**EXERCISE BRIEF**
From the entries below, please gather each line containing the string "jeden".
— BEGIN RECORDS PROVIDED —
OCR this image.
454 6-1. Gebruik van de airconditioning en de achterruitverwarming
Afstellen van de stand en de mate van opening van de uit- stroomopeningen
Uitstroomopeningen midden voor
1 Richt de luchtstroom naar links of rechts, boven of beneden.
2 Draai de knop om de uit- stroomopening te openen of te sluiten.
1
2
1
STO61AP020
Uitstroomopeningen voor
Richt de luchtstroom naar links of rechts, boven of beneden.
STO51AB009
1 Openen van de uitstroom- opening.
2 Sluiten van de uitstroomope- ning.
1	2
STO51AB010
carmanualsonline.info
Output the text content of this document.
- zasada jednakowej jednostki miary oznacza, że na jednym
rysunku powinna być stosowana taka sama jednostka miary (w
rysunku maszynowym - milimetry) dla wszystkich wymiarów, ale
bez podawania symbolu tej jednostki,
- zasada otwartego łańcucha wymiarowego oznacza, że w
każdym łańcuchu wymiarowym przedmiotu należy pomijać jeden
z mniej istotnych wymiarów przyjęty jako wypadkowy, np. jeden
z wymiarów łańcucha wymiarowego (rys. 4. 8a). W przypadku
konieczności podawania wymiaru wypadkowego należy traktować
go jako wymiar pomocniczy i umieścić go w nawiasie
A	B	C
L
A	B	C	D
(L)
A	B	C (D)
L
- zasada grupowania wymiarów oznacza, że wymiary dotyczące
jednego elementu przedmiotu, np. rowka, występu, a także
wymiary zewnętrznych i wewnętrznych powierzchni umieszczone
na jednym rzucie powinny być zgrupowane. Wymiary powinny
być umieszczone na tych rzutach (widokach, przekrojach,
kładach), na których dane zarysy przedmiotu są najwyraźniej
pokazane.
— END RECORDS PROVIDED —
**ANSWER BELOW**
każdym łańcuchu wymiarowym przedmiotu należy pomijać jeden
z mniej istotnych wymiarów przyjęty jako wypadkowy, np. jeden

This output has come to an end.